━━━ Supplied records ━━━

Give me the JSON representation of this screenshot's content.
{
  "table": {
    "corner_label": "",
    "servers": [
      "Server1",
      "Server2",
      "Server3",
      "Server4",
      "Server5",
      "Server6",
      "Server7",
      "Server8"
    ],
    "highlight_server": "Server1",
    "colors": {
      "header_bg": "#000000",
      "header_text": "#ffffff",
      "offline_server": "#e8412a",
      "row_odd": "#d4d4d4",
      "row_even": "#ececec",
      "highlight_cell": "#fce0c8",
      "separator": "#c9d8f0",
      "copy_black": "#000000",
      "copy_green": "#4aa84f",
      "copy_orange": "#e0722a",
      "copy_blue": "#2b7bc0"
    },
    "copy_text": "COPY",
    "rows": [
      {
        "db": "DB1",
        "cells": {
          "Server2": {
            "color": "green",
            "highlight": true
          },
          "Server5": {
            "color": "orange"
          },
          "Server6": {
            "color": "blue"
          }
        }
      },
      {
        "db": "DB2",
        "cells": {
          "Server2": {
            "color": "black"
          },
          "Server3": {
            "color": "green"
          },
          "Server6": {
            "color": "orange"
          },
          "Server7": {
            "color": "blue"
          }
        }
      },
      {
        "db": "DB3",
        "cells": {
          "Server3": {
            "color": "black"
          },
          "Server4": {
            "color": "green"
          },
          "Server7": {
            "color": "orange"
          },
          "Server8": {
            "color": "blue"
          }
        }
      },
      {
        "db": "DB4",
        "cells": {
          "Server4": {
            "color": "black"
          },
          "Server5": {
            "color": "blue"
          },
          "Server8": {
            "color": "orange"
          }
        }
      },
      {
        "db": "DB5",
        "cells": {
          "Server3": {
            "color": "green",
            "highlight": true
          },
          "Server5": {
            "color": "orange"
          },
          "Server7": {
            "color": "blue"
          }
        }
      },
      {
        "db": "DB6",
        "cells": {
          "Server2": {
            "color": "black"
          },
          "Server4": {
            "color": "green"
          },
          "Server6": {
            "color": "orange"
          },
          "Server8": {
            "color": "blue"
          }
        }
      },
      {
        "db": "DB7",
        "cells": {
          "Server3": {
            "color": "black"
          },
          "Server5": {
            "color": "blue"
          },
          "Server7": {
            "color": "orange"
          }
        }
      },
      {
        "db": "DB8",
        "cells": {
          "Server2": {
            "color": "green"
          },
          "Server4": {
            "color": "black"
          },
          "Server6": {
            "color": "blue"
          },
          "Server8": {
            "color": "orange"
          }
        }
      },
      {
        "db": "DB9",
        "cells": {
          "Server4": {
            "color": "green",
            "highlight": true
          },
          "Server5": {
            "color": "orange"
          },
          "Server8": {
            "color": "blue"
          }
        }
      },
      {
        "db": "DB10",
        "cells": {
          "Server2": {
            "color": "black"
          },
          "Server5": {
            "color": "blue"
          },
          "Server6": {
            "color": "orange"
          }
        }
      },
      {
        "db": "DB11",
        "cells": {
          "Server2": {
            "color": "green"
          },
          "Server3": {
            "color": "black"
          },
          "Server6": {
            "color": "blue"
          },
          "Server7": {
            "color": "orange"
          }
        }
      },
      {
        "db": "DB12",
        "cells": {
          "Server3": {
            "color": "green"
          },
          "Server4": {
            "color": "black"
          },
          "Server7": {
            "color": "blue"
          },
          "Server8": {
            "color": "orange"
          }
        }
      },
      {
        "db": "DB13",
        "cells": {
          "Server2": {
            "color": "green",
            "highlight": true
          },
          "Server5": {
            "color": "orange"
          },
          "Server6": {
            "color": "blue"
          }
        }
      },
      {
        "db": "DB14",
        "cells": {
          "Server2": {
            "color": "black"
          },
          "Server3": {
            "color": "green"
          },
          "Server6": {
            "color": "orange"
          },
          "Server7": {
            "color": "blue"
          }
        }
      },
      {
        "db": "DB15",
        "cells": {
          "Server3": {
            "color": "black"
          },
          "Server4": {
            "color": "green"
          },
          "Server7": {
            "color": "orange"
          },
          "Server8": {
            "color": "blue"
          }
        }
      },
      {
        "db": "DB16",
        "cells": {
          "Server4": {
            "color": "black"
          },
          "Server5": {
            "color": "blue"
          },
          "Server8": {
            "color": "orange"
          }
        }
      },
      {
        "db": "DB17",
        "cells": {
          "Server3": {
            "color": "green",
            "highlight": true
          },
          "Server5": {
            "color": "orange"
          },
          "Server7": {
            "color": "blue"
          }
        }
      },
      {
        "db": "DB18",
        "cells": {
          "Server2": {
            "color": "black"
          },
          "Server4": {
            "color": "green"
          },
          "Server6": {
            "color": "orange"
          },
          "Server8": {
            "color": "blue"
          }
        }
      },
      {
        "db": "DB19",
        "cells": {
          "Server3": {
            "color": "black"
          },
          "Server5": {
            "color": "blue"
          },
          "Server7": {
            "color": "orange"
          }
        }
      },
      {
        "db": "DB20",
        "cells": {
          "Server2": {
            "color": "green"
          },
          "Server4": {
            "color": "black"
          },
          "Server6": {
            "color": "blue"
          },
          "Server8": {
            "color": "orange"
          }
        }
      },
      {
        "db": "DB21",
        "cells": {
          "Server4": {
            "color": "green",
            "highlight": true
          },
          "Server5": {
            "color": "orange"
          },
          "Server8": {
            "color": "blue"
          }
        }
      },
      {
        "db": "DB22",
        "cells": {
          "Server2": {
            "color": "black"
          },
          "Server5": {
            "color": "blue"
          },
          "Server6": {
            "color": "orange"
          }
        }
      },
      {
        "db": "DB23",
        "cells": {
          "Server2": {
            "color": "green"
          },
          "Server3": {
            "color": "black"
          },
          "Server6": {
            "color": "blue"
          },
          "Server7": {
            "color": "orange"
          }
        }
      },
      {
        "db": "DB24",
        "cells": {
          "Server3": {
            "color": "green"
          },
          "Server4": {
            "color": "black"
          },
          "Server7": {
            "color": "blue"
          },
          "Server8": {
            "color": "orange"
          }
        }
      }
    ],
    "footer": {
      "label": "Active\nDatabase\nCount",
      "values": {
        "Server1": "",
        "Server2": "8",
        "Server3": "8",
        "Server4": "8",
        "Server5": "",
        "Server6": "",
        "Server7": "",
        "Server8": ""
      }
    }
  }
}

━━━

Description of the task: Every record above must be duplicated exactly.

Solution to this exercise:
Give me the JSON representation of this screenshot's content.
{
  "table": {
    "corner_label": "",
    "servers": [
      "Server1",
      "Server2",
      "Server3",
      "Server4",
      "Server5",
      "Server6",
      "Server7",
      "Server8"
    ],
    "highlight_server": "Server1",
    "colors": {
      "header_bg": "#000000",
      "header_text": "#ffffff",
      "offline_server": "#e8412a",
      "row_odd": "#d4d4d4",
      "row_even": "#ececec",
      "highlight_cell": "#fce0c8",
      "separator": "#c9d8f0",
      "copy_black": "#000000",
      "copy_green": "#4aa84f",
      "copy_orange": "#e0722a",
      "copy_blue": "#2b7bc0"
    },
    "copy_text": "COPY",
    "rows": [
      {
        "db": "DB1",
        "cells": {
          "Server2": {
            "color": "green",
            "highlight": true
          },
          "Server5": {
            "color": "orange"
          },
          "Server6": {
            "color": "blue"
          }
        }
      },
      {
        "db": "DB2",
        "cells": {
          "Server2": {
            "color": "black"
          },
          "Server3": {
            "color": "green"
          },
          "Server6": {
            "color": "orange"
          },
          "Server7": {
            "color": "blue"
          }
        }
      },
      {
        "db": "DB3",
        "cells": {
          "Server3": {
            "color": "black"
          },
          "Server4": {
            "color": "green"
          },
          "Server7": {
            "color": "orange"
          },
          "Server8": {
            "color": "blue"
          }
        }
      },
      {
        "db": "DB4",
        "cells": {
          "Server4": {
            "color": "black"
          },
          "Server5": {
            "color": "blue"
          },
          "Server8": {
            "color": "orange"
          }
        }
      },
      {
        "db": "DB5",
        "cells": {
          "Server3": {
            "color": "green",
            "highlight": true
          },
          "Server5": {
            "color": "orange"
          },
          "Server7": {
            "color": "blue"
          }
        }
      },
      {
        "db": "DB6",
        "cells": {
          "Server2": {
            "color": "black"
          },
          "Server4": {
            "color": "green"
          },
          "Server6": {
            "color": "orange"
          },
          "Server8": {
            "color": "blue"
          }
        }
      },
      {
        "db": "DB7",
        "cells": {
          "Server3": {
            "color": "black"
          },
          "Server5": {
            "color": "blue"
          },
          "Server7": {
            "color": "orange"
          }
        }
      },
      {
        "db": "DB8",
        "cells": {
          "Server2": {
            "color": "green"
          },
          "Server4": {
            "color": "black"
          },
          "Server6": {
            "color": "blue"
          },
          "Server8": {
            "color": "orange"
          }
        }
      },
      {
        "db": "DB9",
        "cells": {
          "Server4": {
            "color": "green",
            "highlight": true
          },
          "Server5": {
            "color": "orange"
          },
          "Server8": {
            "color": "blue"
          }
        }
      },
      {
        "db": "DB10",
        "cells": {
          "Server2": {
            "color": "black"
          },
          "Server5": {
            "color": "blue"
          },
          "Server6": {
            "color": "orange"
          }
        }
      },
      {
        "db": "DB11",
        "cells": {
          "Server2": {
            "color": "green"
          },
          "Server3": {
            "color": "black"
          },
          "Server6": {
            "color": "blue"
          },
          "Server7": {
            "color": "orange"
          }
        }
      },
      {
        "db": "DB12",
        "cells": {
          "Server3": {
            "color": "green"
          },
          "Server4": {
            "color": "black"
          },
          "Server7": {
            "color": "blue"
          },
          "Server8": {
            "color": "orange"
          }
        }
      },
      {
        "db": "DB13",
        "cells": {
          "Server2": {
            "color": "green",
            "highlight": true
          },
          "Server5": {
            "color": "orange"
          },
          "Server6": {
            "color": "blue"
          }
        }
      },
      {
        "db": "DB14",
        "cells": {
          "Server2": {
            "color": "black"
          },
          "Server3": {
            "color": "green"
          },
          "Server6": {
            "color": "orange"
          },
          "Server7": {
            "color": "blue"
          }
        }
      },
      {
        "db": "DB15",
        "cells": {
          "Server3": {
            "color": "black"
          },
          "Server4": {
            "color": "green"
          },
          "Server7": {
            "color": "orange"
          },
          "Server8": {
            "color": "blue"
          }
        }
      },
      {
        "db": "DB16",
        "cells": {
          "Server4": {
            "color": "black"
          },
          "Server5": {
            "color": "blue"
          },
          "Server8": {
            "color": "orange"
          }
        }
      },
      {
        "db": "DB17",
        "cells": {
          "Server3": {
            "color": "green",
            "highlight": true
          },
          "Server5": {
            "color": "orange"
          },
          "Server7": {
            "color": "blue"
          }
        }
      },
      {
        "db": "DB18",
        "cells": {
          "Server2": {
            "color": "black"
          },
          "Server4": {
            "color": "green"
          },
          "Server6": {
            "color": "orange"
          },
          "Server8": {
            "color": "blue"
          }
        }
      },
      {
        "db": "DB19",
        "cells": {
          "Server3": {
            "color": "black"
          },
          "Server5": {
            "color": "blue"
          },
          "Server7": {
            "color": "orange"
          }
        }
      },
      {
        "db": "DB20",
        "cells": {
          "Server2": {
            "color": "green"
          },
          "Server4": {
            "color": "black"
          },
          "Server6": {
            "color": "blue"
          },
          "Server8": {
            "color": "orange"
          }
        }
      },
      {
        "db": "DB21",
        "cells": {
          "Server4": {
            "color": "green",
            "highlight": true
          },
          "Server5": {
            "color": "orange"
          },
          "Server8": {
            "color": "blue"
          }
        }
      },
      {
        "db": "DB22",
        "cells": {
          "Server2": {
            "color": "black"
          },
          "Server5": {
            "color": "blue"
          },
          "Server6": {
            "color": "orange"
          }
        }
      },
      {
        "db": "DB23",
        "cells": {
          "Server2": {
            "color": "green"
          },
          "Server3": {
            "color": "black"
          },
          "Server6": {
            "color": "blue"
          },
          "Server7": {
            "color": "orange"
          }
        }
      },
      {
        "db": "DB24",
        "cells": {
          "Server3": {
            "color": "green"
          },
          "Server4": {
            "color": "black"
          },
          "Server7": {
            "color": "blue"
          },
          "Server8": {
            "color": "orange"
          }
        }
      }
    ],
    "footer": {
      "label": "Active\nDatabase\nCount",
      "values": {
        "Server1": "",
        "Server2": "8",
        "Server3": "8",
        "Server4": "8",
        "Server5": "",
        "Server6": "",
        "Server7": "",
        "Server8": ""
      }
    }
  }
}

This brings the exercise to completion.